DATA ROWS:
- - -

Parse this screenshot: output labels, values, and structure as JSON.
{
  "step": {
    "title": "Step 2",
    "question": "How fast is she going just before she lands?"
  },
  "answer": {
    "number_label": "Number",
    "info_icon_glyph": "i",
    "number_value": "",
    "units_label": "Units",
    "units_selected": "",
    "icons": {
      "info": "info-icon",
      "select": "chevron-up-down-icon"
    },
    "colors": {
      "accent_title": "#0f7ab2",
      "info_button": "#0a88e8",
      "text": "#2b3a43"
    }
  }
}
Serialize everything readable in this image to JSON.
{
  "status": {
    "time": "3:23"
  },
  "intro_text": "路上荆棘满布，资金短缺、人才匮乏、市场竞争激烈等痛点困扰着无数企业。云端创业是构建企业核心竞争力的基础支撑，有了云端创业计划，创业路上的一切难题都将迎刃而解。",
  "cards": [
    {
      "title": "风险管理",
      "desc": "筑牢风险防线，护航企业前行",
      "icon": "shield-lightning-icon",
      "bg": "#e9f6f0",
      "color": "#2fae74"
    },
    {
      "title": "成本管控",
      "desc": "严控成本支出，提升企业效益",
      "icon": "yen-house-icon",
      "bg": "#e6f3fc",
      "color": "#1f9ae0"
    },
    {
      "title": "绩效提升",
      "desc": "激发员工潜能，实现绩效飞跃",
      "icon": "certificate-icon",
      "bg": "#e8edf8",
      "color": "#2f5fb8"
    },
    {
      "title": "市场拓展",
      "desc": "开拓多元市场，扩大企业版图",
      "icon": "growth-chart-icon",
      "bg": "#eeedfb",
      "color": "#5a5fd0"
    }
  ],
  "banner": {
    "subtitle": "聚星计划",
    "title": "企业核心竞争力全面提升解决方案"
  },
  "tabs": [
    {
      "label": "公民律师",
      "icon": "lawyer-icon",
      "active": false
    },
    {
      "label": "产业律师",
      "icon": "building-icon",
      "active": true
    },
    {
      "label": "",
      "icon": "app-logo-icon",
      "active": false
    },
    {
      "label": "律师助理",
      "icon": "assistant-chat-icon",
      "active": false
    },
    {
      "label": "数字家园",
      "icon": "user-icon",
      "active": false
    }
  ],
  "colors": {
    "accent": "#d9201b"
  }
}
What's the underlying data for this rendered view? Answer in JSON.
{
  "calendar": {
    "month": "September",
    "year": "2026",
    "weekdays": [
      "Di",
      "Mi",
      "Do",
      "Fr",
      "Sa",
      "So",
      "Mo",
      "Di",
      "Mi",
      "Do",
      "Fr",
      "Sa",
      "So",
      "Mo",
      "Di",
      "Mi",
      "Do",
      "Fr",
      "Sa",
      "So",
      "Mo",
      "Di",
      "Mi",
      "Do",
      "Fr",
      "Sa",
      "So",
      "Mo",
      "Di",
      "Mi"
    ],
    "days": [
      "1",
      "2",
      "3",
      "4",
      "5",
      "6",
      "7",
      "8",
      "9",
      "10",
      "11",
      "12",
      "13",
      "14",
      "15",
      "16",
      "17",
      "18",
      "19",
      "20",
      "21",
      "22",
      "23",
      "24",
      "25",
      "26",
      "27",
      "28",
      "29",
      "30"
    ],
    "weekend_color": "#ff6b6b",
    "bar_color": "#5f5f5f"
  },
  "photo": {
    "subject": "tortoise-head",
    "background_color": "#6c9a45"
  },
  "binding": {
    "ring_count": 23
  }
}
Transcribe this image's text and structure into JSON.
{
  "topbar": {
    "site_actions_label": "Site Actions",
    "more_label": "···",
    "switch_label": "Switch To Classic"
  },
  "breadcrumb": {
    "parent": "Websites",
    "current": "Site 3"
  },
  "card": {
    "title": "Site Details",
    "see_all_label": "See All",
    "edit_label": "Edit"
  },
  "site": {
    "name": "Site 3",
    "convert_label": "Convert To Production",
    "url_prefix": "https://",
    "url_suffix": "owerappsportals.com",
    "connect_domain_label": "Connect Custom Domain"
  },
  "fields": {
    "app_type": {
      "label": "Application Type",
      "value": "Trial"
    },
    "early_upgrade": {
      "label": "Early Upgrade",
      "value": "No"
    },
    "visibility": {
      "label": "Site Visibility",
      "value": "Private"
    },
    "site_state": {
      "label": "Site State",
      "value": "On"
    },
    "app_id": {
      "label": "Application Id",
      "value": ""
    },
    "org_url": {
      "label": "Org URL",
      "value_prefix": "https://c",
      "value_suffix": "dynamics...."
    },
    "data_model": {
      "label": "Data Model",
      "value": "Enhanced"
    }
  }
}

- - -

WHAT YOU NEED TO DO: From the material above, gather all lines that include the string "structure" and copy them.

EXERCISE RESPONSE:
Parse this screenshot: output labels, values, and structure as JSON.
Transcribe this image's text and structure into JSON.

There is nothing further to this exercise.